— Task objective —
Extract every line of the material that holds the string "thêm".

Extracted data entries:
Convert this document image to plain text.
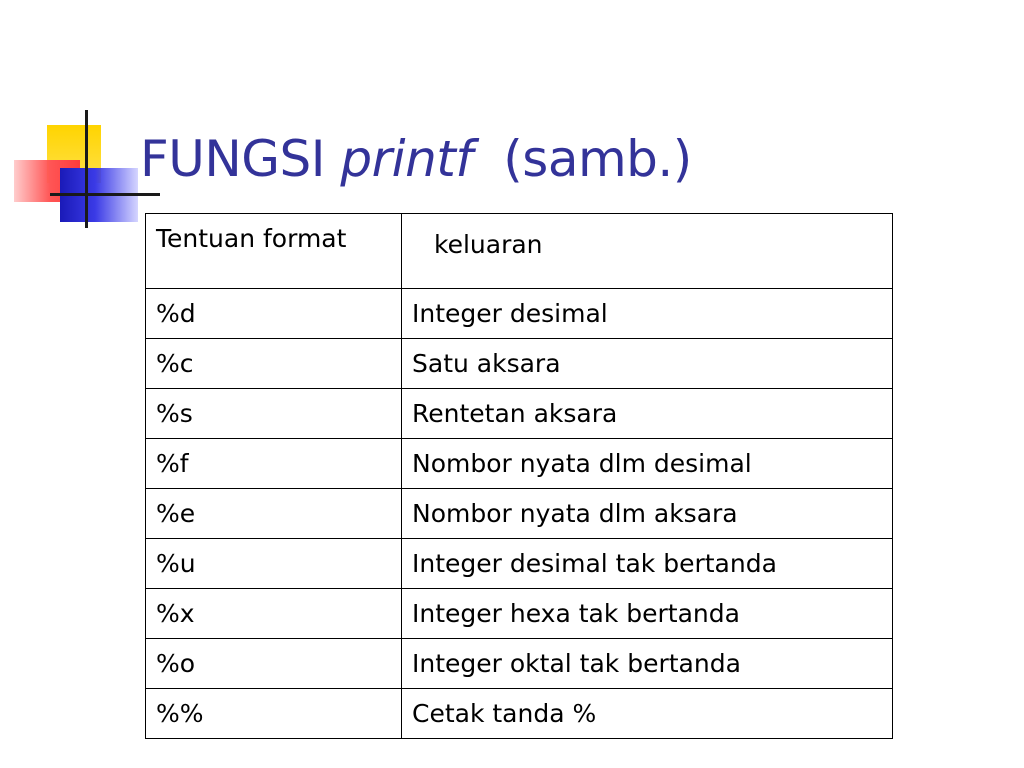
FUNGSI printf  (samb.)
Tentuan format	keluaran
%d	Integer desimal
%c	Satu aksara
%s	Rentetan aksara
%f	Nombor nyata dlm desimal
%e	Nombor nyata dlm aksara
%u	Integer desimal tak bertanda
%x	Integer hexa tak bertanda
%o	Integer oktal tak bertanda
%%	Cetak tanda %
--
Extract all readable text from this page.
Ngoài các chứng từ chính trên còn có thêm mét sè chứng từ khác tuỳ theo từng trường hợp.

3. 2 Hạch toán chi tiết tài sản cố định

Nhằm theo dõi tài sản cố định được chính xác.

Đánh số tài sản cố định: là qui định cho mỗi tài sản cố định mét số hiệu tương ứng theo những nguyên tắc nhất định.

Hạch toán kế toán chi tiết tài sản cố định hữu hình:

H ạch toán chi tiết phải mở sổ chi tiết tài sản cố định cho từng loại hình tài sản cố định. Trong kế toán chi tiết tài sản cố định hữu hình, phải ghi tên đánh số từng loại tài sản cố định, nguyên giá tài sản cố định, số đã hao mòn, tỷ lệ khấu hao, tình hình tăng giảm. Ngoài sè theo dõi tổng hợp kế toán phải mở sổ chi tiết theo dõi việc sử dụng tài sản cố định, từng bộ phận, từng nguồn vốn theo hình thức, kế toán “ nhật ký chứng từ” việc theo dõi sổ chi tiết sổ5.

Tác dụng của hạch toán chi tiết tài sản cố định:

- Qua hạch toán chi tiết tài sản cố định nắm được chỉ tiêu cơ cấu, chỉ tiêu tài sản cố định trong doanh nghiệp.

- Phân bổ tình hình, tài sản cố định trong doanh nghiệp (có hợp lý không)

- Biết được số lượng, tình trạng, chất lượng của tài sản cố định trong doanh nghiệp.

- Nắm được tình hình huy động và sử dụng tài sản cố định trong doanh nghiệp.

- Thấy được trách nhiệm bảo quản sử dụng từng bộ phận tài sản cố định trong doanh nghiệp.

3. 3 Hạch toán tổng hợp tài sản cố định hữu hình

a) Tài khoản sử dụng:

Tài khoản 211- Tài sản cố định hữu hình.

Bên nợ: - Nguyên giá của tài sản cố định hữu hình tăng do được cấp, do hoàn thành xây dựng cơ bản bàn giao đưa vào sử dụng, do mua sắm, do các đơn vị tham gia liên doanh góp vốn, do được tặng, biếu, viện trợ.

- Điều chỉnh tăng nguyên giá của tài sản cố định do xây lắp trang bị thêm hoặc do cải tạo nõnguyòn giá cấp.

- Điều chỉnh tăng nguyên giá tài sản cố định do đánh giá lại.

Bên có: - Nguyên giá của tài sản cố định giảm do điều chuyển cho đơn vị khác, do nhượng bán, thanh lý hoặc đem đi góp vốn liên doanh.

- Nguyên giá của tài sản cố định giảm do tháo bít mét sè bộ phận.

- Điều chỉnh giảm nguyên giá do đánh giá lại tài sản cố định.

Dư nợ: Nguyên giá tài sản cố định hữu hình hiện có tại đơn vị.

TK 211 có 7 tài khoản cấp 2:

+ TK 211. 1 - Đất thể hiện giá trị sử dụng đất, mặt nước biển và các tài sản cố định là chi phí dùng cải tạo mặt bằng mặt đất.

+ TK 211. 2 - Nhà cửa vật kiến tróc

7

— Task answer —
Ngoài các chứng từ chính trên còn có thêm mét sè chứng từ khác tuỳ theo từng trường hợp.
- Điều chỉnh tăng nguyên giá của tài sản cố định do xây lắp trang bị thêm hoặc do cải tạo nõnguyòn giá cấp.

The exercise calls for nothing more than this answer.